(Stored entries)
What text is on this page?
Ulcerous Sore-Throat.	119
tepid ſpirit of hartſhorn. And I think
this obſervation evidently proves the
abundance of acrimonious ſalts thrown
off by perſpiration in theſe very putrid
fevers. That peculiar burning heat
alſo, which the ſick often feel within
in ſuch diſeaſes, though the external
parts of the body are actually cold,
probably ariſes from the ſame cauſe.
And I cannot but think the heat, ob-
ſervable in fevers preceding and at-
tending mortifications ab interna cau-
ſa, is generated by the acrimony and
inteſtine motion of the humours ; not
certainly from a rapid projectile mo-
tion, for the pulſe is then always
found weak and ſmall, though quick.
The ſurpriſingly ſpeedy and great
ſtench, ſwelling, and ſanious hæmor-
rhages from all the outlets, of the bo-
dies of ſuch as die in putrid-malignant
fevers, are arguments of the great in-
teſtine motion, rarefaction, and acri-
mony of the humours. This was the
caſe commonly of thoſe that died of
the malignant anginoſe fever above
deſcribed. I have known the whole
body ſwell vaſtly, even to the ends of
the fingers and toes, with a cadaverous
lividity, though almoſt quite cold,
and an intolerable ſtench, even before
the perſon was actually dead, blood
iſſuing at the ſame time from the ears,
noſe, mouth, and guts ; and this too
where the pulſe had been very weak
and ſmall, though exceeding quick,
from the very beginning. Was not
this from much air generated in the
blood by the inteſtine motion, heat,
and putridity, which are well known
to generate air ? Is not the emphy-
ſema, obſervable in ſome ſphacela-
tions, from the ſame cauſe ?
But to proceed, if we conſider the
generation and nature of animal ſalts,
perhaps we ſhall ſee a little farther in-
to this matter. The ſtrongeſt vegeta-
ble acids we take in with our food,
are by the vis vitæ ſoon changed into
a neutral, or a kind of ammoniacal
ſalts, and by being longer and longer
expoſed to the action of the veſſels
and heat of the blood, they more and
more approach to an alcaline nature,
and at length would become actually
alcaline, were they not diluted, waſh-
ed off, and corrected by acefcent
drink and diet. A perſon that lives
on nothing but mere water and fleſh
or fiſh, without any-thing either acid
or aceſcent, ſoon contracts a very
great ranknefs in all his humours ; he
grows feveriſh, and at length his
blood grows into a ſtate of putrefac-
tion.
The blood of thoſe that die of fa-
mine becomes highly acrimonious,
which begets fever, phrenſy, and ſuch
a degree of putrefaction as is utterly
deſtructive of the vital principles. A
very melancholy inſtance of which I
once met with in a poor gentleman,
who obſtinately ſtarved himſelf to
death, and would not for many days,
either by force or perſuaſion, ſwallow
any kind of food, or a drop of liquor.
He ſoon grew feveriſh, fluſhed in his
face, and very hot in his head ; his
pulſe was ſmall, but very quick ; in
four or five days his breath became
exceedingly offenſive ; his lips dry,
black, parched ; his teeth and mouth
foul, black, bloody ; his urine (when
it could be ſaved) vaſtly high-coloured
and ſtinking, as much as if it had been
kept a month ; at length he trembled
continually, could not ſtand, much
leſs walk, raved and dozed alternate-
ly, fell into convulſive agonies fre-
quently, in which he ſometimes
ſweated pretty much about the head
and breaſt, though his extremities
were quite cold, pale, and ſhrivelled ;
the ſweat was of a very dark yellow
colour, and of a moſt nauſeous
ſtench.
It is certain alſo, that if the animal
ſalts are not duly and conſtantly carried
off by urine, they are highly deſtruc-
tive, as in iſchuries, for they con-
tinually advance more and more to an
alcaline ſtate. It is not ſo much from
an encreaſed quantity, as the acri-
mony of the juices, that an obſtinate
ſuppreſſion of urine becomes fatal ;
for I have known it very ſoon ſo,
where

■ STATED PROBLEM: Your task is to repeat each line of the material exactly.

■ RESULT FOR THIS EXERCISE:
What text is on this page?
Ulcerous Sore-Throat.	119
tepid ſpirit of hartſhorn. And I think
this obſervation evidently proves the
abundance of acrimonious ſalts thrown
off by perſpiration in theſe very putrid
fevers. That peculiar burning heat
alſo, which the ſick often feel within
in ſuch diſeaſes, though the external
parts of the body are actually cold,
probably ariſes from the ſame cauſe.
And I cannot but think the heat, ob-
ſervable in fevers preceding and at-
tending mortifications ab interna cau-
ſa, is generated by the acrimony and
inteſtine motion of the humours ; not
certainly from a rapid projectile mo-
tion, for the pulſe is then always
found weak and ſmall, though quick.
The ſurpriſingly ſpeedy and great
ſtench, ſwelling, and ſanious hæmor-
rhages from all the outlets, of the bo-
dies of ſuch as die in putrid-malignant
fevers, are arguments of the great in-
teſtine motion, rarefaction, and acri-
mony of the humours. This was the
caſe commonly of thoſe that died of
the malignant anginoſe fever above
deſcribed. I have known the whole
body ſwell vaſtly, even to the ends of
the fingers and toes, with a cadaverous
lividity, though almoſt quite cold,
and an intolerable ſtench, even before
the perſon was actually dead, blood
iſſuing at the ſame time from the ears,
noſe, mouth, and guts ; and this too
where the pulſe had been very weak
and ſmall, though exceeding quick,
from the very beginning. Was not
this from much air generated in the
blood by the inteſtine motion, heat,
and putridity, which are well known
to generate air ? Is not the emphy-
ſema, obſervable in ſome ſphacela-
tions, from the ſame cauſe ?
But to proceed, if we conſider the
generation and nature of animal ſalts,
perhaps we ſhall ſee a little farther in-
to this matter. The ſtrongeſt vegeta-
ble acids we take in with our food,
are by the vis vitæ ſoon changed into
a neutral, or a kind of ammoniacal
ſalts, and by being longer and longer
expoſed to the action of the veſſels
and heat of the blood, they more and
more approach to an alcaline nature,
and at length would become actually
alcaline, were they not diluted, waſh-
ed off, and corrected by acefcent
drink and diet. A perſon that lives
on nothing but mere water and fleſh
or fiſh, without any-thing either acid
or aceſcent, ſoon contracts a very
great ranknefs in all his humours ; he
grows feveriſh, and at length his
blood grows into a ſtate of putrefac-
tion.
The blood of thoſe that die of fa-
mine becomes highly acrimonious,
which begets fever, phrenſy, and ſuch
a degree of putrefaction as is utterly
deſtructive of the vital principles. A
very melancholy inſtance of which I
once met with in a poor gentleman,
who obſtinately ſtarved himſelf to
death, and would not for many days,
either by force or perſuaſion, ſwallow
any kind of food, or a drop of liquor.
He ſoon grew feveriſh, fluſhed in his
face, and very hot in his head ; his
pulſe was ſmall, but very quick ; in
four or five days his breath became
exceedingly offenſive ; his lips dry,
black, parched ; his teeth and mouth
foul, black, bloody ; his urine (when
it could be ſaved) vaſtly high-coloured
and ſtinking, as much as if it had been
kept a month ; at length he trembled
continually, could not ſtand, much
leſs walk, raved and dozed alternate-
ly, fell into convulſive agonies fre-
quently, in which he ſometimes
ſweated pretty much about the head
and breaſt, though his extremities
were quite cold, pale, and ſhrivelled ;
the ſweat was of a very dark yellow
colour, and of a moſt nauſeous
ſtench.
It is certain alſo, that if the animal
ſalts are not duly and conſtantly carried
off by urine, they are highly deſtruc-
tive, as in iſchuries, for they con-
tinually advance more and more to an
alcaline ſtate. It is not ſo much from
an encreaſed quantity, as the acri-
mony of the juices, that an obſtinate
ſuppreſſion of urine becomes fatal ;
for I have known it very ſoon ſo,
where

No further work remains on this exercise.